__Instruction__: Write out the records below once more, exactly as they stand.

Dataset records:

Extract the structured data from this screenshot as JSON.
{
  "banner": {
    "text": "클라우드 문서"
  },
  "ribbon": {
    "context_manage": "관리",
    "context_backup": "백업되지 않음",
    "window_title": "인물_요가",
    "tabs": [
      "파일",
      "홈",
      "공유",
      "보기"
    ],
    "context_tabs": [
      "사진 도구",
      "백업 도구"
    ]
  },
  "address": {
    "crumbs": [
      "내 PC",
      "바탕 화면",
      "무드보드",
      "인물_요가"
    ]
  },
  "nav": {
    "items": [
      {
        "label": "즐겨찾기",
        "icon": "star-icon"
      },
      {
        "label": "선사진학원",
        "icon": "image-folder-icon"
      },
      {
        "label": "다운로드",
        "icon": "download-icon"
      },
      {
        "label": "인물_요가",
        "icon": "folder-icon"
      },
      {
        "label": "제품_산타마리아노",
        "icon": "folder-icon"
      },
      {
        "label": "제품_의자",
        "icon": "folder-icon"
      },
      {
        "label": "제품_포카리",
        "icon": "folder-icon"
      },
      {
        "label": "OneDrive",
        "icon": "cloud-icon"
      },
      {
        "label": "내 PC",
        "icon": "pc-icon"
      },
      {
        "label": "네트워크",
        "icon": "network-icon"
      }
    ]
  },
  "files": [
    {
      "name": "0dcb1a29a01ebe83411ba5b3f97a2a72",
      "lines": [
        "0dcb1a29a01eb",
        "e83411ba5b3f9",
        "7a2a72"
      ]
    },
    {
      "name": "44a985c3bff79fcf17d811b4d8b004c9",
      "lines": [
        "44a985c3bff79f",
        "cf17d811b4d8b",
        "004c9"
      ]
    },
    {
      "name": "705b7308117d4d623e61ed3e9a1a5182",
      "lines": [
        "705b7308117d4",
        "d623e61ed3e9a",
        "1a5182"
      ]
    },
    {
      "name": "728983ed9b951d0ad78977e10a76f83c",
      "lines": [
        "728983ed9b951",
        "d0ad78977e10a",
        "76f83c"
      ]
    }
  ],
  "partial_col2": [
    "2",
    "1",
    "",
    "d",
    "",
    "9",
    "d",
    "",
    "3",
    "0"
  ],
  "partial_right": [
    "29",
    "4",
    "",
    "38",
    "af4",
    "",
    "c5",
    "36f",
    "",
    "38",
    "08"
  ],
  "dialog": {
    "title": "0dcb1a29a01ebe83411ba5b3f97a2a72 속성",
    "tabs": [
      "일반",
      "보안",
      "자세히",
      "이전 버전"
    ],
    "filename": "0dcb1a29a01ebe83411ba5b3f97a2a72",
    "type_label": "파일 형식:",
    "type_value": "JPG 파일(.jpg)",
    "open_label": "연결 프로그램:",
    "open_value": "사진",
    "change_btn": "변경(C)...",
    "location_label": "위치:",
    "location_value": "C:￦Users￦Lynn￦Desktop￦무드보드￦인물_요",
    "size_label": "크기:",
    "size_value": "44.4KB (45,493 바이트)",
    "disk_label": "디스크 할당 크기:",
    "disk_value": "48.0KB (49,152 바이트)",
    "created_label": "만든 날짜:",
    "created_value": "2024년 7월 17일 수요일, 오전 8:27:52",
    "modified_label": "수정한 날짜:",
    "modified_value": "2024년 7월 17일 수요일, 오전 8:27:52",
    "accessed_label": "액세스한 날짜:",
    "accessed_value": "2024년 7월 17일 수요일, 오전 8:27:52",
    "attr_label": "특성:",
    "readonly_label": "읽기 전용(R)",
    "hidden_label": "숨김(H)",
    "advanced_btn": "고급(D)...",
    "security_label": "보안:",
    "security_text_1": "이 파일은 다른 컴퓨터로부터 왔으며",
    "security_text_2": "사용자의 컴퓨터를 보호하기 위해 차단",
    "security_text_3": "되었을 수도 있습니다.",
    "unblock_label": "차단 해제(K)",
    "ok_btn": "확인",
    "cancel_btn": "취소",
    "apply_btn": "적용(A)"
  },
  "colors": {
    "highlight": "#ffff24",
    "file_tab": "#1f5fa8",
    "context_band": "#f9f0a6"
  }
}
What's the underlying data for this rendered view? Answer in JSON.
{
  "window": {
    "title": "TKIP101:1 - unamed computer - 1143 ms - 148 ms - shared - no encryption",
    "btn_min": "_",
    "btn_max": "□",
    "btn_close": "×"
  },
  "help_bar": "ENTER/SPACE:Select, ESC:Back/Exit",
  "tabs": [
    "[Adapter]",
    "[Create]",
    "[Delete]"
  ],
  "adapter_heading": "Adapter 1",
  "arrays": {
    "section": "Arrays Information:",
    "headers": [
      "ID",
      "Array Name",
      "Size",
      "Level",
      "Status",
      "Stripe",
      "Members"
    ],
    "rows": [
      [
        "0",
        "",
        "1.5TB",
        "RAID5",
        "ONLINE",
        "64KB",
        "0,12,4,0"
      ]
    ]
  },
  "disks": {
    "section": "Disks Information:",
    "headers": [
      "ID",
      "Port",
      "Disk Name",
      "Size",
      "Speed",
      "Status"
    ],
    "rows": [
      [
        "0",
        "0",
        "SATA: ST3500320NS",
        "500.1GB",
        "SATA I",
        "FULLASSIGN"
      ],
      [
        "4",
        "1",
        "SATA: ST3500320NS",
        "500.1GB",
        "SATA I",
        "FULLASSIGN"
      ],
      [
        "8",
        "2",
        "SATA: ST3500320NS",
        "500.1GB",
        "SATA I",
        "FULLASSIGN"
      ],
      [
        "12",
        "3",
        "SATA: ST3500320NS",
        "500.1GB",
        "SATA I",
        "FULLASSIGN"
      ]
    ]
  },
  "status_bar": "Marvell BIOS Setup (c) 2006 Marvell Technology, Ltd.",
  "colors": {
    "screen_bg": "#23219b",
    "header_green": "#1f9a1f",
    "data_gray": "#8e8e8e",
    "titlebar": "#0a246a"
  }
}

__Response to this task__:
Extract the structured data from this screenshot as JSON.
{
  "banner": {
    "text": "클라우드 문서"
  },
  "ribbon": {
    "context_manage": "관리",
    "context_backup": "백업되지 않음",
    "window_title": "인물_요가",
    "tabs": [
      "파일",
      "홈",
      "공유",
      "보기"
    ],
    "context_tabs": [
      "사진 도구",
      "백업 도구"
    ]
  },
  "address": {
    "crumbs": [
      "내 PC",
      "바탕 화면",
      "무드보드",
      "인물_요가"
    ]
  },
  "nav": {
    "items": [
      {
        "label": "즐겨찾기",
        "icon": "star-icon"
      },
      {
        "label": "선사진학원",
        "icon": "image-folder-icon"
      },
      {
        "label": "다운로드",
        "icon": "download-icon"
      },
      {
        "label": "인물_요가",
        "icon": "folder-icon"
      },
      {
        "label": "제품_산타마리아노",
        "icon": "folder-icon"
      },
      {
        "label": "제품_의자",
        "icon": "folder-icon"
      },
      {
        "label": "제품_포카리",
        "icon": "folder-icon"
      },
      {
        "label": "OneDrive",
        "icon": "cloud-icon"
      },
      {
        "label": "내 PC",
        "icon": "pc-icon"
      },
      {
        "label": "네트워크",
        "icon": "network-icon"
      }
    ]
  },
  "files": [
    {
      "name": "0dcb1a29a01ebe83411ba5b3f97a2a72",
      "lines": [
        "0dcb1a29a01eb",
        "e83411ba5b3f9",
        "7a2a72"
      ]
    },
    {
      "name": "44a985c3bff79fcf17d811b4d8b004c9",
      "lines": [
        "44a985c3bff79f",
        "cf17d811b4d8b",
        "004c9"
      ]
    },
    {
      "name": "705b7308117d4d623e61ed3e9a1a5182",
      "lines": [
        "705b7308117d4",
        "d623e61ed3e9a",
        "1a5182"
      ]
    },
    {
      "name": "728983ed9b951d0ad78977e10a76f83c",
      "lines": [
        "728983ed9b951",
        "d0ad78977e10a",
        "76f83c"
      ]
    }
  ],
  "partial_col2": [
    "2",
    "1",
    "",
    "d",
    "",
    "9",
    "d",
    "",
    "3",
    "0"
  ],
  "partial_right": [
    "29",
    "4",
    "",
    "38",
    "af4",
    "",
    "c5",
    "36f",
    "",
    "38",
    "08"
  ],
  "dialog": {
    "title": "0dcb1a29a01ebe83411ba5b3f97a2a72 속성",
    "tabs": [
      "일반",
      "보안",
      "자세히",
      "이전 버전"
    ],
    "filename": "0dcb1a29a01ebe83411ba5b3f97a2a72",
    "type_label": "파일 형식:",
    "type_value": "JPG 파일(.jpg)",
    "open_label": "연결 프로그램:",
    "open_value": "사진",
    "change_btn": "변경(C)...",
    "location_label": "위치:",
    "location_value": "C:￦Users￦Lynn￦Desktop￦무드보드￦인물_요",
    "size_label": "크기:",
    "size_value": "44.4KB (45,493 바이트)",
    "disk_label": "디스크 할당 크기:",
    "disk_value": "48.0KB (49,152 바이트)",
    "created_label": "만든 날짜:",
    "created_value": "2024년 7월 17일 수요일, 오전 8:27:52",
    "modified_label": "수정한 날짜:",
    "modified_value": "2024년 7월 17일 수요일, 오전 8:27:52",
    "accessed_label": "액세스한 날짜:",
    "accessed_value": "2024년 7월 17일 수요일, 오전 8:27:52",
    "attr_label": "특성:",
    "readonly_label": "읽기 전용(R)",
    "hidden_label": "숨김(H)",
    "advanced_btn": "고급(D)...",
    "security_label": "보안:",
    "security_text_1": "이 파일은 다른 컴퓨터로부터 왔으며",
    "security_text_2": "사용자의 컴퓨터를 보호하기 위해 차단",
    "security_text_3": "되었을 수도 있습니다.",
    "unblock_label": "차단 해제(K)",
    "ok_btn": "확인",
    "cancel_btn": "취소",
    "apply_btn": "적용(A)"
  },
  "colors": {
    "highlight": "#ffff24",
    "file_tab": "#1f5fa8",
    "context_band": "#f9f0a6"
  }
}
What's the underlying data for this rendered view? Answer in JSON.
{
  "window": {
    "title": "TKIP101:1 - unamed computer - 1143 ms - 148 ms - shared - no encryption",
    "btn_min": "_",
    "btn_max": "□",
    "btn_close": "×"
  },
  "help_bar": "ENTER/SPACE:Select, ESC:Back/Exit",
  "tabs": [
    "[Adapter]",
    "[Create]",
    "[Delete]"
  ],
  "adapter_heading": "Adapter 1",
  "arrays": {
    "section": "Arrays Information:",
    "headers": [
      "ID",
      "Array Name",
      "Size",
      "Level",
      "Status",
      "Stripe",
      "Members"
    ],
    "rows": [
      [
        "0",
        "",
        "1.5TB",
        "RAID5",
        "ONLINE",
        "64KB",
        "0,12,4,0"
      ]
    ]
  },
  "disks": {
    "section": "Disks Information:",
    "headers": [
      "ID",
      "Port",
      "Disk Name",
      "Size",
      "Speed",
      "Status"
    ],
    "rows": [
      [
        "0",
        "0",
        "SATA: ST3500320NS",
        "500.1GB",
        "SATA I",
        "FULLASSIGN"
      ],
      [
        "4",
        "1",
        "SATA: ST3500320NS",
        "500.1GB",
        "SATA I",
        "FULLASSIGN"
      ],
      [
        "8",
        "2",
        "SATA: ST3500320NS",
        "500.1GB",
        "SATA I",
        "FULLASSIGN"
      ],
      [
        "12",
        "3",
        "SATA: ST3500320NS",
        "500.1GB",
        "SATA I",
        "FULLASSIGN"
      ]
    ]
  },
  "status_bar": "Marvell BIOS Setup (c) 2006 Marvell Technology, Ltd.",
  "colors": {
    "screen_bg": "#23219b",
    "header_green": "#1f9a1f",
    "data_gray": "#8e8e8e",
    "titlebar": "#0a246a"
  }
}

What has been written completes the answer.